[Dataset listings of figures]
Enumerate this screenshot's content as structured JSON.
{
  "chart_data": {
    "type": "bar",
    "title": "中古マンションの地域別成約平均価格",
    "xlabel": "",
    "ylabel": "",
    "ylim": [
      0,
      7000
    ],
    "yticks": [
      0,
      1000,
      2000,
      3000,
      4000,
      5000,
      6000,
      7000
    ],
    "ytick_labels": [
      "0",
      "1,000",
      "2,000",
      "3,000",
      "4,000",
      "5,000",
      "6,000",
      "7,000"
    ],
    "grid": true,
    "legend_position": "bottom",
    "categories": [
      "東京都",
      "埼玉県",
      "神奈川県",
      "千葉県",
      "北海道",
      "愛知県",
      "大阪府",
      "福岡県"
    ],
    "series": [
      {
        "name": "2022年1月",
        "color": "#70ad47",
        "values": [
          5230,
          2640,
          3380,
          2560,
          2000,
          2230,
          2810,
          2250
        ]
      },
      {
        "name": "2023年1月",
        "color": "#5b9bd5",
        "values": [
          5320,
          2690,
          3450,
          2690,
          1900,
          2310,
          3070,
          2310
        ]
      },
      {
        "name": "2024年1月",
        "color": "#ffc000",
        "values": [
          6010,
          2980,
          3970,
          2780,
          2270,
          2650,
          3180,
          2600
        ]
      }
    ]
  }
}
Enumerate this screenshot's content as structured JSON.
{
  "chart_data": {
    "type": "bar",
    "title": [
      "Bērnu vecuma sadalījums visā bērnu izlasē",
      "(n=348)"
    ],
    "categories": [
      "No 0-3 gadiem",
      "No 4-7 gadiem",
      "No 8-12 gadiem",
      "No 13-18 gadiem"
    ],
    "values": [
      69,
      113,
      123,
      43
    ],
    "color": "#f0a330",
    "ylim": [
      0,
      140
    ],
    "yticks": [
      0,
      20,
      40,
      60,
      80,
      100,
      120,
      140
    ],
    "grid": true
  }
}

▸ **Work to do**
Above are the records; copy all of them exactly.

▸ **The response**
Enumerate this screenshot's content as structured JSON.
{
  "chart_data": {
    "type": "bar",
    "title": "中古マンションの地域別成約平均価格",
    "xlabel": "",
    "ylabel": "",
    "ylim": [
      0,
      7000
    ],
    "yticks": [
      0,
      1000,
      2000,
      3000,
      4000,
      5000,
      6000,
      7000
    ],
    "ytick_labels": [
      "0",
      "1,000",
      "2,000",
      "3,000",
      "4,000",
      "5,000",
      "6,000",
      "7,000"
    ],
    "grid": true,
    "legend_position": "bottom",
    "categories": [
      "東京都",
      "埼玉県",
      "神奈川県",
      "千葉県",
      "北海道",
      "愛知県",
      "大阪府",
      "福岡県"
    ],
    "series": [
      {
        "name": "2022年1月",
        "color": "#70ad47",
        "values": [
          5230,
          2640,
          3380,
          2560,
          2000,
          2230,
          2810,
          2250
        ]
      },
      {
        "name": "2023年1月",
        "color": "#5b9bd5",
        "values": [
          5320,
          2690,
          3450,
          2690,
          1900,
          2310,
          3070,
          2310
        ]
      },
      {
        "name": "2024年1月",
        "color": "#ffc000",
        "values": [
          6010,
          2980,
          3970,
          2780,
          2270,
          2650,
          3180,
          2600
        ]
      }
    ]
  }
}
Enumerate this screenshot's content as structured JSON.
{
  "chart_data": {
    "type": "bar",
    "title": [
      "Bērnu vecuma sadalījums visā bērnu izlasē",
      "(n=348)"
    ],
    "categories": [
      "No 0-3 gadiem",
      "No 4-7 gadiem",
      "No 8-12 gadiem",
      "No 13-18 gadiem"
    ],
    "values": [
      69,
      113,
      123,
      43
    ],
    "color": "#f0a330",
    "ylim": [
      0,
      140
    ],
    "yticks": [
      0,
      20,
      40,
      60,
      80,
      100,
      120,
      140
    ],
    "grid": true
  }
}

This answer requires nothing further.